▶ _AIM_:
Check every line of the data below for the string "flatulence", and copy the ones that hold it.

Saved entries:
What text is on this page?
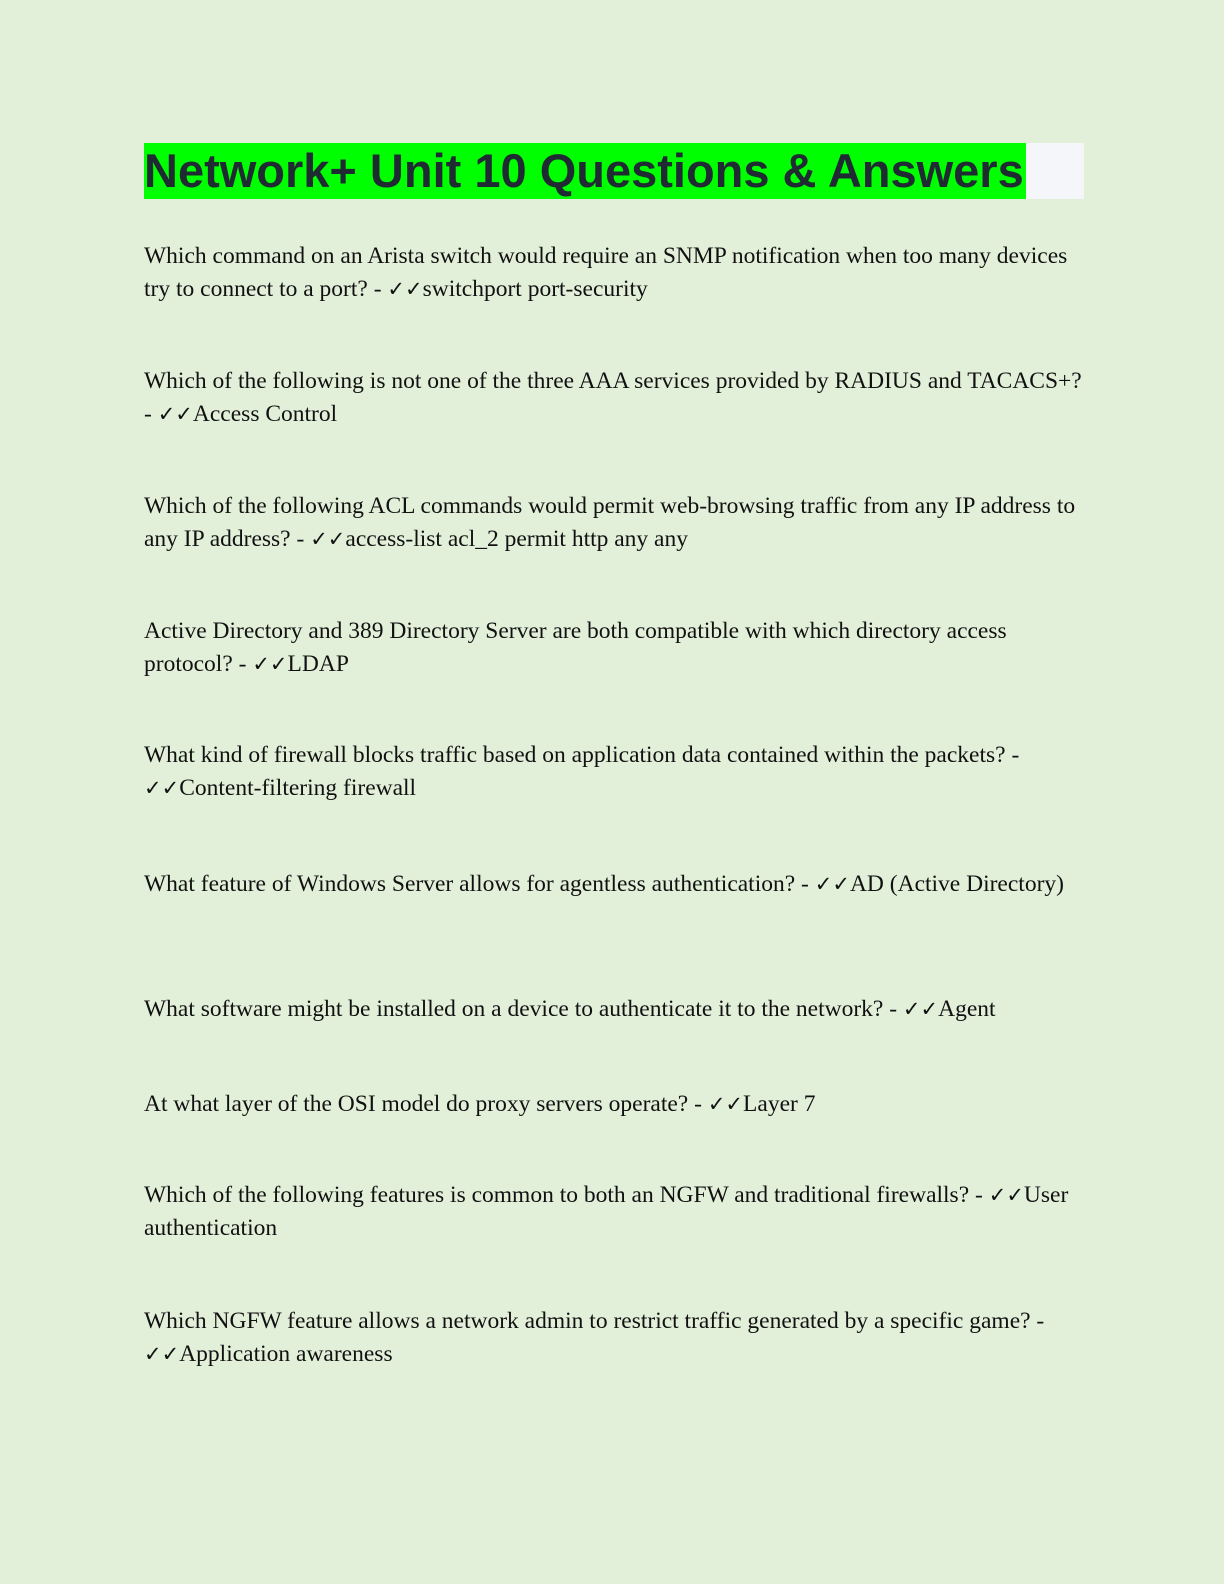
Network+ Unit 10 Questions & Answers
Which command on an Arista switch would require an SNMP notification when too many devices try to connect to a port? - ✓✓switchport port-security
Which of the following is not one of the three AAA services provided by RADIUS and TACACS+? - ✓✓Access Control
Which of the following ACL commands would permit web-browsing traffic from any IP address to any IP address? - ✓✓access-list acl_2 permit http any any
Active Directory and 389 Directory Server are both compatible with which directory access protocol? - ✓✓LDAP
What kind of firewall blocks traffic based on application data contained within the packets? - ✓✓Content-filtering firewall
What feature of Windows Server allows for agentless authentication? - ✓✓AD (Active Directory)
What software might be installed on a device to authenticate it to the network? - ✓✓Agent
At what layer of the OSI model do proxy servers operate? - ✓✓Layer 7
Which of the following features is common to both an NGFW and traditional firewalls? - ✓✓User authentication
Which NGFW feature allows a network admin to restrict traffic generated by a specific game? - ✓✓Application awareness
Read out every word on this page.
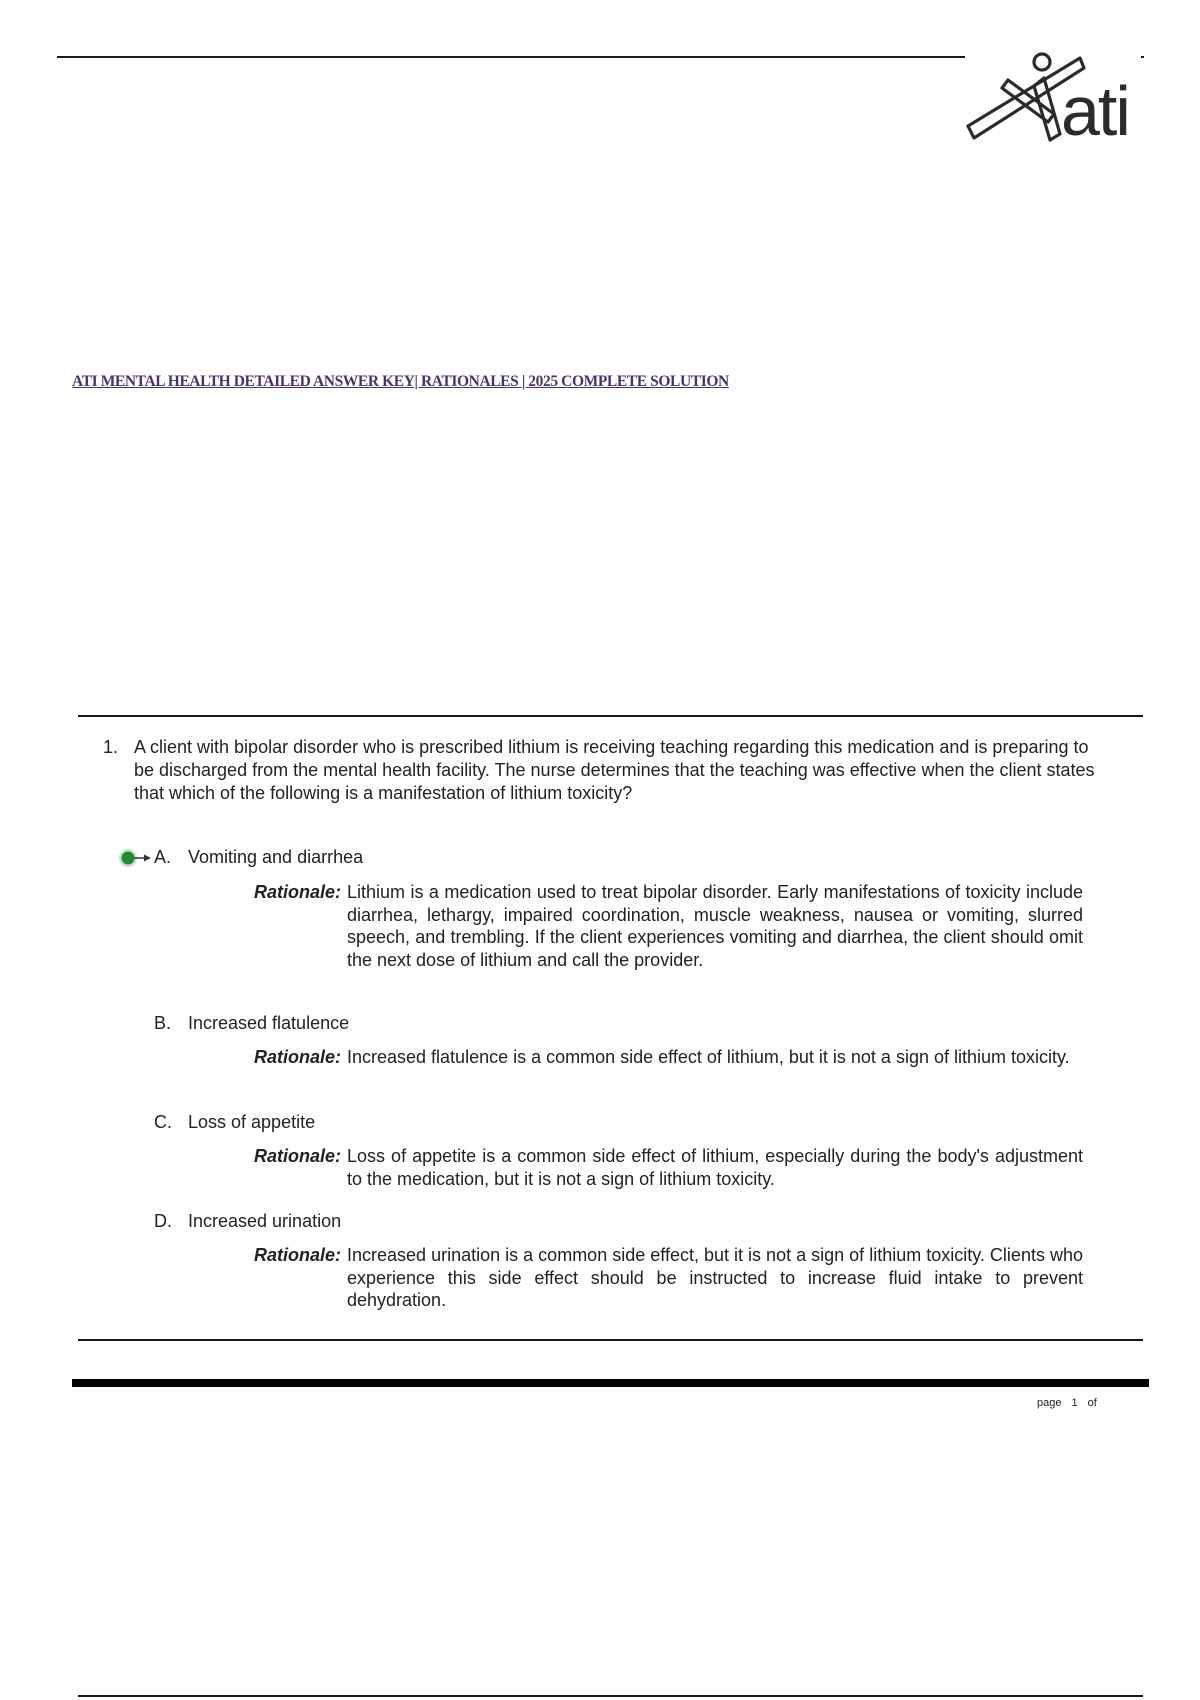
ati
ATI MENTAL HEALTH DETAILED ANSWER KEY| RATIONALES | 2025 COMPLETE SOLUTION
1. A client with bipolar disorder who is prescribed lithium is receiving teaching regarding this medication and is preparing to be discharged from the mental health facility. The nurse determines that the teaching was effective when the client states that which of the following is a manifestation of lithium toxicity?
A. Vomiting and diarrhea
Rationale: Lithium is a medication used to treat bipolar disorder. Early manifestations of toxicity include diarrhea, lethargy, impaired coordination, muscle weakness, nausea or vomiting, slurred speech, and trembling. If the client experiences vomiting and diarrhea, the client should omit the next dose of lithium and call the provider.
B. Increased flatulence
Rationale: Increased flatulence is a common side effect of lithium, but it is not a sign of lithium toxicity.
C. Loss of appetite
Rationale: Loss of appetite is a common side effect of lithium, especially during the body's adjustment to the medication, but it is not a sign of lithium toxicity.
D. Increased urination
Rationale: Increased urination is a common side effect, but it is not a sign of lithium toxicity. Clients who experience this side effect should be instructed to increase fluid intake to prevent dehydration.
page 1 of
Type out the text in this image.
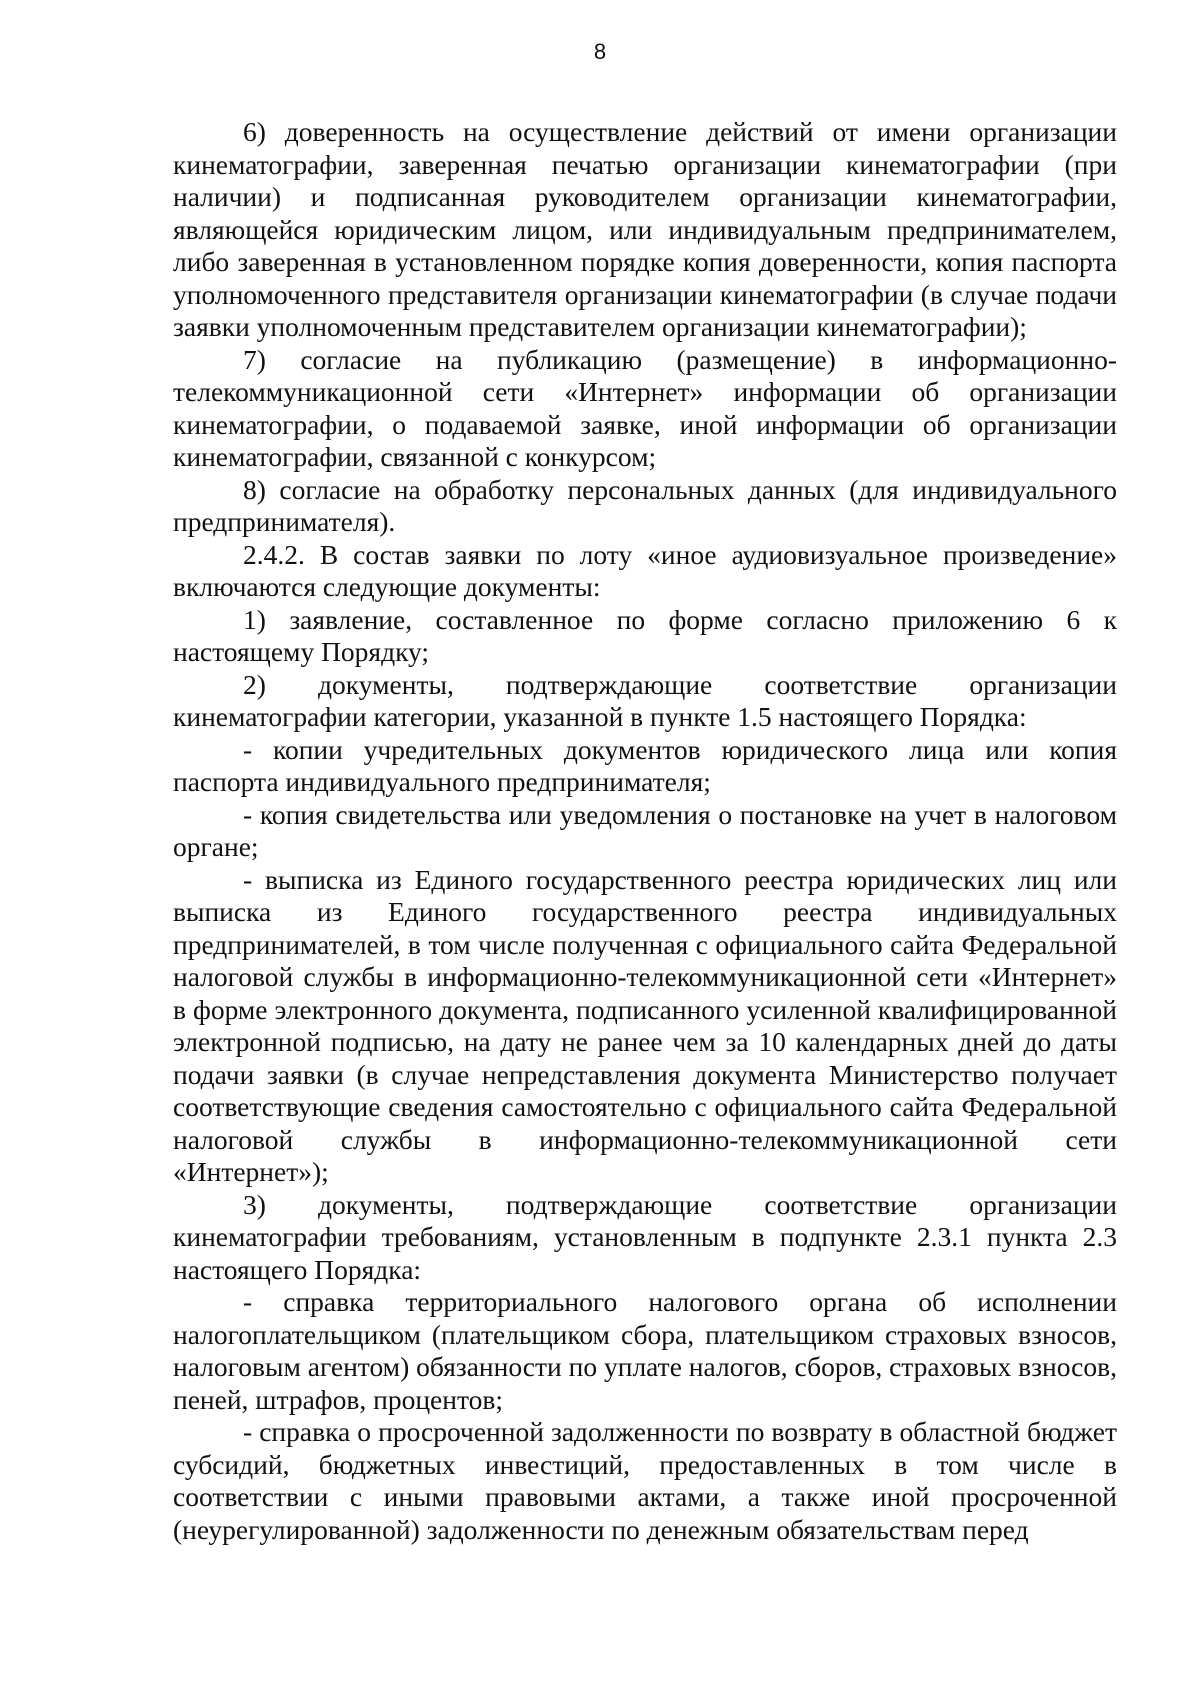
8

6) доверенность на осуществление действий от имени организации кинематографии, заверенная печатью организации кинематографии (при наличии) и подписанная руководителем организации кинематографии, являющейся юридическим лицом, или индивидуальным предпринимателем, либо заверенная в установленном порядке копия доверенности, копия паспорта уполномоченного представителя организации кинематографии (в случае подачи заявки уполномоченным представителем организации кинематографии);

7) согласие на публикацию (размещение) в информационно-телекоммуникационной сети «Интернет» информации об организации кинематографии, о подаваемой заявке, иной информации об организации кинематографии, связанной с конкурсом;

8) согласие на обработку персональных данных (для индивидуального предпринимателя).

2.4.2. В состав заявки по лоту «иное аудиовизуальное произведение» включаются следующие документы:

1) заявление, составленное по форме согласно приложению 6 к настоящему Порядку;

2) документы, подтверждающие соответствие организации кинематографии категории, указанной в пункте 1.5 настоящего Порядка:

- копии учредительных документов юридического лица или копия паспорта индивидуального предпринимателя;

- копия свидетельства или уведомления о постановке на учет в налоговом органе;

- выписка из Единого государственного реестра юридических лиц или выписка из Единого государственного реестра индивидуальных предпринимателей, в том числе полученная с официального сайта Федеральной налоговой службы в информационно-телекоммуникационной сети «Интернет» в форме электронного документа, подписанного усиленной квалифицированной электронной подписью, на дату не ранее чем за 10 календарных дней до даты подачи заявки (в случае непредставления документа Министерство получает соответствующие сведения самостоятельно с официального сайта Федеральной налоговой службы в информационно-телекоммуникационной сети «Интернет»);

3) документы, подтверждающие соответствие организации кинематографии требованиям, установленным в подпункте 2.3.1 пункта 2.3 настоящего Порядка:

- справка территориального налогового органа об исполнении налогоплательщиком (плательщиком сбора, плательщиком страховых взносов, налоговым агентом) обязанности по уплате налогов, сборов, страховых взносов, пеней, штрафов, процентов;

- справка о просроченной задолженности по возврату в областной бюджет субсидий, бюджетных инвестиций, предоставленных в том числе в соответствии с иными правовыми актами, а также иной просроченной (неурегулированной) задолженности по денежным обязательствам перед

▶ _ANSWER FOR THE TASK_:
B. Increased flatulence
Rationale: Increased flatulence is a common side effect of lithium, but it is not a sign of lithium toxicity.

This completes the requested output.